Write the data below out exactly as it stands. Do not include the pictures.

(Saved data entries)
※ ※ ※
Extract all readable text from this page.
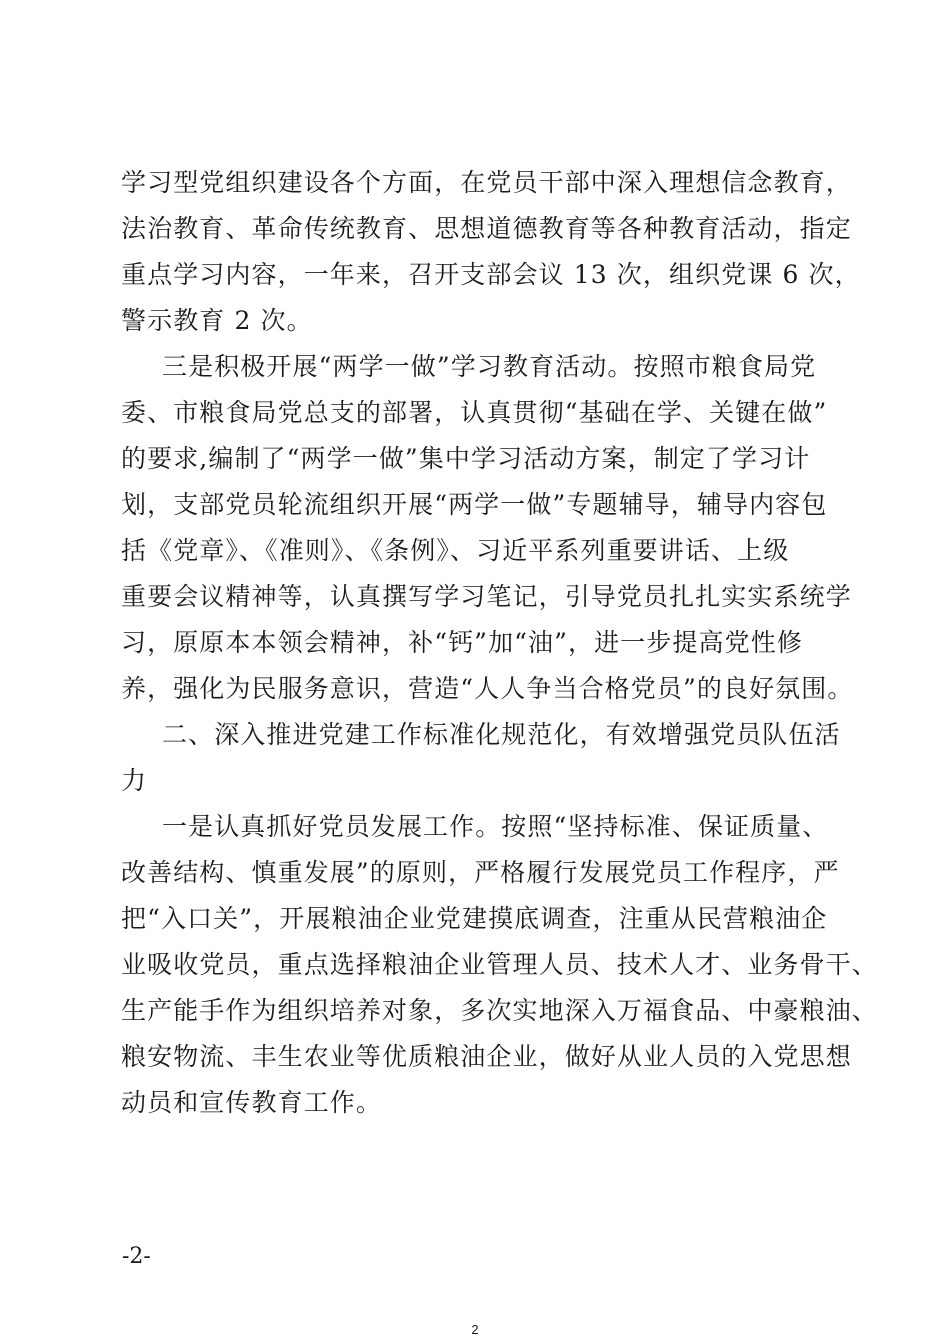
学习型党组织建设各个方面，在党员干部中深入理想信念教育，
法治教育、革命传统教育、思想道德教育等各种教育活动，指定
重点学习内容，一年来，召开支部会议 13 次，组织党课 6 次，
警示教育 2 次。
三是积极开展“两学一做”学习教育活动。按照市粮食局党
委、市粮食局党总支的部署，认真贯彻“基础在学、关键在做”
的要求,编制了“两学一做”集中学习活动方案，制定了学习计
划，支部党员轮流组织开展“两学一做”专题辅导，辅导内容包
括《党章》、《准则》、《条例》、习近平系列重要讲话、上级
重要会议精神等，认真撰写学习笔记，引导党员扎扎实实系统学
习，原原本本领会精神，补“钙”加“油”，进一步提高党性修
养，强化为民服务意识，营造“人人争当合格党员”的良好氛围。
二、深入推进党建工作标准化规范化，有效增强党员队伍活
力
一是认真抓好党员发展工作。按照“坚持标准、保证质量、
改善结构、慎重发展”的原则，严格履行发展党员工作程序，严
把“入口关”，开展粮油企业党建摸底调查，注重从民营粮油企
业吸收党员，重点选择粮油企业管理人员、技术人才、业务骨干、
生产能手作为组织培养对象，多次实地深入万福食品、中豪粮油、
粮安物流、丰生农业等优质粮油企业，做好从业人员的入党思想
动员和宣传教育工作。
-2-
2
※ ※ ※
§ Result of the exercise:
Extract all readable text from this page.
学习型党组织建设各个方面，在党员干部中深入理想信念教育，
法治教育、革命传统教育、思想道德教育等各种教育活动，指定
重点学习内容，一年来，召开支部会议 13 次，组织党课 6 次，
警示教育 2 次。
三是积极开展“两学一做”学习教育活动。按照市粮食局党
委、市粮食局党总支的部署，认真贯彻“基础在学、关键在做”
的要求,编制了“两学一做”集中学习活动方案，制定了学习计
划，支部党员轮流组织开展“两学一做”专题辅导，辅导内容包
括《党章》、《准则》、《条例》、习近平系列重要讲话、上级
重要会议精神等，认真撰写学习笔记，引导党员扎扎实实系统学
习，原原本本领会精神，补“钙”加“油”，进一步提高党性修
养，强化为民服务意识，营造“人人争当合格党员”的良好氛围。
二、深入推进党建工作标准化规范化，有效增强党员队伍活
力
一是认真抓好党员发展工作。按照“坚持标准、保证质量、
改善结构、慎重发展”的原则，严格履行发展党员工作程序，严
把“入口关”，开展粮油企业党建摸底调查，注重从民营粮油企
业吸收党员，重点选择粮油企业管理人员、技术人才、业务骨干、
生产能手作为组织培养对象，多次实地深入万福食品、中豪粮油、
粮安物流、丰生农业等优质粮油企业，做好从业人员的入党思想
动员和宣传教育工作。
-2-
2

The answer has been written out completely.